» **SUPPLIED MATERIAL**

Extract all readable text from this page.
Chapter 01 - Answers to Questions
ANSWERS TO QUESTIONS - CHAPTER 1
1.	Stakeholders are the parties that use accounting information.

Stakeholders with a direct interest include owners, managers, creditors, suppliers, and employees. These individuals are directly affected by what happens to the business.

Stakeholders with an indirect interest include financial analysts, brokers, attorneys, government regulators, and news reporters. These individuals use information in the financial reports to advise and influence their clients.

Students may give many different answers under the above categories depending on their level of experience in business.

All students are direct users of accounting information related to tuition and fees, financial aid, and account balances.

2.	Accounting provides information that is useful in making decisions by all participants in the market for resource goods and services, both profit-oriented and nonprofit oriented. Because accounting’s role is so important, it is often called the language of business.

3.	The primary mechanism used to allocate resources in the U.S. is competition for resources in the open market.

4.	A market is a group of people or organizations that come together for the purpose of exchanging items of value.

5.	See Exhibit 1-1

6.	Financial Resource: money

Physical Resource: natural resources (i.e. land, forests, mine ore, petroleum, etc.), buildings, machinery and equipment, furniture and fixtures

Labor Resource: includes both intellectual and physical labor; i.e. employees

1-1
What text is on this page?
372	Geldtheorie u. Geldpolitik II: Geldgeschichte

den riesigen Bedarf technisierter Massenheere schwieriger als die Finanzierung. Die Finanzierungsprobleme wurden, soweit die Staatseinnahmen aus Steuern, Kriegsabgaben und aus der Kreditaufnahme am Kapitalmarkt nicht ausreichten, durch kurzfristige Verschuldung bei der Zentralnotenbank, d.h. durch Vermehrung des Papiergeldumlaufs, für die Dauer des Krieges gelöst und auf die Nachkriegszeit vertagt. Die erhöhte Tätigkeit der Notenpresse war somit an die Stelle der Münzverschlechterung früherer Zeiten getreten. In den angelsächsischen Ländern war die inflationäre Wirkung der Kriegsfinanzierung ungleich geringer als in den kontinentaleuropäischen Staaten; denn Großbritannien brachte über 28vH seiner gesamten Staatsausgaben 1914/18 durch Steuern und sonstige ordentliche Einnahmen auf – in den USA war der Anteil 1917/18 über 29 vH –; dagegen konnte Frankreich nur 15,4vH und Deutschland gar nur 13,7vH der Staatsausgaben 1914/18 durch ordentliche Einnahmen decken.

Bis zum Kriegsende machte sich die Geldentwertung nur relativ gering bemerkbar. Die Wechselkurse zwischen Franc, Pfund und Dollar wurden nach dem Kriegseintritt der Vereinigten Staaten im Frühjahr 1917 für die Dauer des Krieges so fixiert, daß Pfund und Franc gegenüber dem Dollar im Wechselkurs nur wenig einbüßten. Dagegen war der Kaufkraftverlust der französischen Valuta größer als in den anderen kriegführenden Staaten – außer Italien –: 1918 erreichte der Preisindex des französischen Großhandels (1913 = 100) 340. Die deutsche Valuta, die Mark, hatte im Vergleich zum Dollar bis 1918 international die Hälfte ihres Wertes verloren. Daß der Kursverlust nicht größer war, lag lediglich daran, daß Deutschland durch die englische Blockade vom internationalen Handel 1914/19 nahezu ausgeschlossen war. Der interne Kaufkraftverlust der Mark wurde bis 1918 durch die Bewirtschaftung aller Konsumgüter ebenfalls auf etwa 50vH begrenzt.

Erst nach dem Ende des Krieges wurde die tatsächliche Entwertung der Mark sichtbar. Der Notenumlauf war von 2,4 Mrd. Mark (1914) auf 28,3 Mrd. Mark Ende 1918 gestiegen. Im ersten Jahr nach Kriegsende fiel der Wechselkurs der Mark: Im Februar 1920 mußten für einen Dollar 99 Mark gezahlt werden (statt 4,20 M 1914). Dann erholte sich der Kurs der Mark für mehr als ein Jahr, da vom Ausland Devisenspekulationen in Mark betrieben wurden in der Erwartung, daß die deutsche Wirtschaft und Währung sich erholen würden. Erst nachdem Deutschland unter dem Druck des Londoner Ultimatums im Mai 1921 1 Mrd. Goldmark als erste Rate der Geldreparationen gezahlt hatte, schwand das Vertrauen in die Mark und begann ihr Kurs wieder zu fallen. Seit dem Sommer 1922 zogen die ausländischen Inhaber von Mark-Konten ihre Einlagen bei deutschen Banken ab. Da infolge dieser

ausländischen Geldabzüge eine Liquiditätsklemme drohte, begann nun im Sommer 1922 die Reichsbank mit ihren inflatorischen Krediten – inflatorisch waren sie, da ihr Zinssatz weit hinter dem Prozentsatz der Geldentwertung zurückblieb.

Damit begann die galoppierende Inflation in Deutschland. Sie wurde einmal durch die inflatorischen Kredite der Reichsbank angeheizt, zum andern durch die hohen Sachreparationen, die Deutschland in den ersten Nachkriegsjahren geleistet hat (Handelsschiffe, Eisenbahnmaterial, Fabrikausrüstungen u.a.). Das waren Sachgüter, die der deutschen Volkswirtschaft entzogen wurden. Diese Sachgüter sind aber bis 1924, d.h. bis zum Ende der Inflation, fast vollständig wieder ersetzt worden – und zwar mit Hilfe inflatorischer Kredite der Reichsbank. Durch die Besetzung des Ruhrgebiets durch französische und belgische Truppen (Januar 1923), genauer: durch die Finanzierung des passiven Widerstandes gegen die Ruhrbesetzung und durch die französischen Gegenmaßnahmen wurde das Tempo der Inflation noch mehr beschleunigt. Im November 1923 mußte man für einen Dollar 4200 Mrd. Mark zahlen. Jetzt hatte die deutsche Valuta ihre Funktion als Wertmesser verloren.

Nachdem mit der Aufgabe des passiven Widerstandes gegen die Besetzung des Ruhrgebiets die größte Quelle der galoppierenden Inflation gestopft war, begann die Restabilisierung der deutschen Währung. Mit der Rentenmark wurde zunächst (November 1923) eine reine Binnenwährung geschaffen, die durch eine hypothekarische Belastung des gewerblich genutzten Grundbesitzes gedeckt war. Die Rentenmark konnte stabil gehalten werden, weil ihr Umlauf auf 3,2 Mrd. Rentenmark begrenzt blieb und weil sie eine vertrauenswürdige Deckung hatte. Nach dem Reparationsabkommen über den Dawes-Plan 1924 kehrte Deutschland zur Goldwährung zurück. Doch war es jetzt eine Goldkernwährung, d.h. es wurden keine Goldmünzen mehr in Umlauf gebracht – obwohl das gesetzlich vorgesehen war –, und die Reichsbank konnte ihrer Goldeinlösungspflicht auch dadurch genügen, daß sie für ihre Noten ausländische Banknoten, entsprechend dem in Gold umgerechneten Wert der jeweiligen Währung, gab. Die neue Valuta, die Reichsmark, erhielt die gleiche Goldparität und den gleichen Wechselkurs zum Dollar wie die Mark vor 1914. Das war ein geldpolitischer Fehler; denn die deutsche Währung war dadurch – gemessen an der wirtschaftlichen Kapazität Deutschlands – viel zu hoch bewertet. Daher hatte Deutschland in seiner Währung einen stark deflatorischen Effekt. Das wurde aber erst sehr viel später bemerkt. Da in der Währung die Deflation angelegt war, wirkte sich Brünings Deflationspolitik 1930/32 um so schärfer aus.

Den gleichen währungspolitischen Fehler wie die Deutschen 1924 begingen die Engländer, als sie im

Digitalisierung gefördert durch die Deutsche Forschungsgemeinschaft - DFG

» **WORK TO COMPLETE**
Gather each line in the data that holds the string "page".

» **RESULT FOR THIS TASK**
Extract all readable text from this page.
What text is on this page?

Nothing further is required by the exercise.